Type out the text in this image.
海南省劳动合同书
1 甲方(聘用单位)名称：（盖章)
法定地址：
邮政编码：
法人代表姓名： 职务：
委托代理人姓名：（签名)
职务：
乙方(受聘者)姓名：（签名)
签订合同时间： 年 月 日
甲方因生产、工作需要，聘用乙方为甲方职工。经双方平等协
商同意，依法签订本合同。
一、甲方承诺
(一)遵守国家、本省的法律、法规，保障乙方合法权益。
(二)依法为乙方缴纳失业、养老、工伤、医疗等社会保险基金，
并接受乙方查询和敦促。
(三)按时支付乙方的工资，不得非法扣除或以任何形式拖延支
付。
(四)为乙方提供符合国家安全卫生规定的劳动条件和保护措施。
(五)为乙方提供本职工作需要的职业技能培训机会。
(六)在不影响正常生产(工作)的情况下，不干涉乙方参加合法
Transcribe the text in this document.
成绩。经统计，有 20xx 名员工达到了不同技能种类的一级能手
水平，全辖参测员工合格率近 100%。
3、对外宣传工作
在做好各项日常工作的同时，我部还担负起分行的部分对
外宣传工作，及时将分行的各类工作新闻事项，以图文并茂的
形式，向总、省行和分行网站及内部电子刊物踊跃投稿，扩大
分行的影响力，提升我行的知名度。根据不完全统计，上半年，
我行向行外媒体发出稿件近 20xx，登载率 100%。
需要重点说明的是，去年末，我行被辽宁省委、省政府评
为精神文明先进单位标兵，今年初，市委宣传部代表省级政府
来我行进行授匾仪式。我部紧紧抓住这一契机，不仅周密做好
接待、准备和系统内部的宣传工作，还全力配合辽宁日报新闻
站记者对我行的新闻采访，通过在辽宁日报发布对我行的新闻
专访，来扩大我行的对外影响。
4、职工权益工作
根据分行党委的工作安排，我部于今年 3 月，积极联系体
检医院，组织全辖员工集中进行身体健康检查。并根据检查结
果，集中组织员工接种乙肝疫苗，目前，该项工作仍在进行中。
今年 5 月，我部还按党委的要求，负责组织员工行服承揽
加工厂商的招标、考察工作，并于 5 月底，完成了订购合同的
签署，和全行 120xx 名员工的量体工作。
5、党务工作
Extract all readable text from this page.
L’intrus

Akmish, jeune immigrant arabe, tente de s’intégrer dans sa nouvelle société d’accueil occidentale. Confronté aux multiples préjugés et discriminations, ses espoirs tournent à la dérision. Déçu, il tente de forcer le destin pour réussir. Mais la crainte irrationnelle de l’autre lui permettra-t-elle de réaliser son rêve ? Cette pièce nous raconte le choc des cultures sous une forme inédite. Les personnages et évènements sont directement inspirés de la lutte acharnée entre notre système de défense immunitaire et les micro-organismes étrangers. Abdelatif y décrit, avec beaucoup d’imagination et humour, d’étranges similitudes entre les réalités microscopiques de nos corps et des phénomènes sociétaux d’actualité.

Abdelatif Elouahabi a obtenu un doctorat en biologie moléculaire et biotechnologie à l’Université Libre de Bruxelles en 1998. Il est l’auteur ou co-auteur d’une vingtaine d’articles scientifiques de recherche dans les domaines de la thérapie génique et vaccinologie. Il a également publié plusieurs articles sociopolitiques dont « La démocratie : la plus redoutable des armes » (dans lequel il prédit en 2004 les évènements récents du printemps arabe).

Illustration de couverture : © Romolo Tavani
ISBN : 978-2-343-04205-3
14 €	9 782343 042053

WHAT YOU NEED TO DO: Write out the whole listing again. Match it word for word.

THE REPLY:
Type out the text in this image.
海南省劳动合同书
1 甲方(聘用单位)名称：（盖章)
法定地址：
邮政编码：
法人代表姓名： 职务：
委托代理人姓名：（签名)
职务：
乙方(受聘者)姓名：（签名)
签订合同时间： 年 月 日
甲方因生产、工作需要，聘用乙方为甲方职工。经双方平等协
商同意，依法签订本合同。
一、甲方承诺
(一)遵守国家、本省的法律、法规，保障乙方合法权益。
(二)依法为乙方缴纳失业、养老、工伤、医疗等社会保险基金，
并接受乙方查询和敦促。
(三)按时支付乙方的工资，不得非法扣除或以任何形式拖延支
付。
(四)为乙方提供符合国家安全卫生规定的劳动条件和保护措施。
(五)为乙方提供本职工作需要的职业技能培训机会。
(六)在不影响正常生产(工作)的情况下，不干涉乙方参加合法
Transcribe the text in this document.
成绩。经统计，有 20xx 名员工达到了不同技能种类的一级能手
水平，全辖参测员工合格率近 100%。
3、对外宣传工作
在做好各项日常工作的同时，我部还担负起分行的部分对
外宣传工作，及时将分行的各类工作新闻事项，以图文并茂的
形式，向总、省行和分行网站及内部电子刊物踊跃投稿，扩大
分行的影响力，提升我行的知名度。根据不完全统计，上半年，
我行向行外媒体发出稿件近 20xx，登载率 100%。
需要重点说明的是，去年末，我行被辽宁省委、省政府评
为精神文明先进单位标兵，今年初，市委宣传部代表省级政府
来我行进行授匾仪式。我部紧紧抓住这一契机，不仅周密做好
接待、准备和系统内部的宣传工作，还全力配合辽宁日报新闻
站记者对我行的新闻采访，通过在辽宁日报发布对我行的新闻
专访，来扩大我行的对外影响。
4、职工权益工作
根据分行党委的工作安排，我部于今年 3 月，积极联系体
检医院，组织全辖员工集中进行身体健康检查。并根据检查结
果，集中组织员工接种乙肝疫苗，目前，该项工作仍在进行中。
今年 5 月，我部还按党委的要求，负责组织员工行服承揽
加工厂商的招标、考察工作，并于 5 月底，完成了订购合同的
签署，和全行 120xx 名员工的量体工作。
5、党务工作
Extract all readable text from this page.
L’intrus

Akmish, jeune immigrant arabe, tente de s’intégrer dans sa nouvelle société d’accueil occidentale. Confronté aux multiples préjugés et discriminations, ses espoirs tournent à la dérision. Déçu, il tente de forcer le destin pour réussir. Mais la crainte irrationnelle de l’autre lui permettra-t-elle de réaliser son rêve ? Cette pièce nous raconte le choc des cultures sous une forme inédite. Les personnages et évènements sont directement inspirés de la lutte acharnée entre notre système de défense immunitaire et les micro-organismes étrangers. Abdelatif y décrit, avec beaucoup d’imagination et humour, d’étranges similitudes entre les réalités microscopiques de nos corps et des phénomènes sociétaux d’actualité.

Abdelatif Elouahabi a obtenu un doctorat en biologie moléculaire et biotechnologie à l’Université Libre de Bruxelles en 1998. Il est l’auteur ou co-auteur d’une vingtaine d’articles scientifiques de recherche dans les domaines de la thérapie génique et vaccinologie. Il a également publié plusieurs articles sociopolitiques dont « La démocratie : la plus redoutable des armes » (dans lequel il prédit en 2004 les évènements récents du printemps arabe).

Illustration de couverture : © Romolo Tavani
ISBN : 978-2-343-04205-3
14 €	9 782343 042053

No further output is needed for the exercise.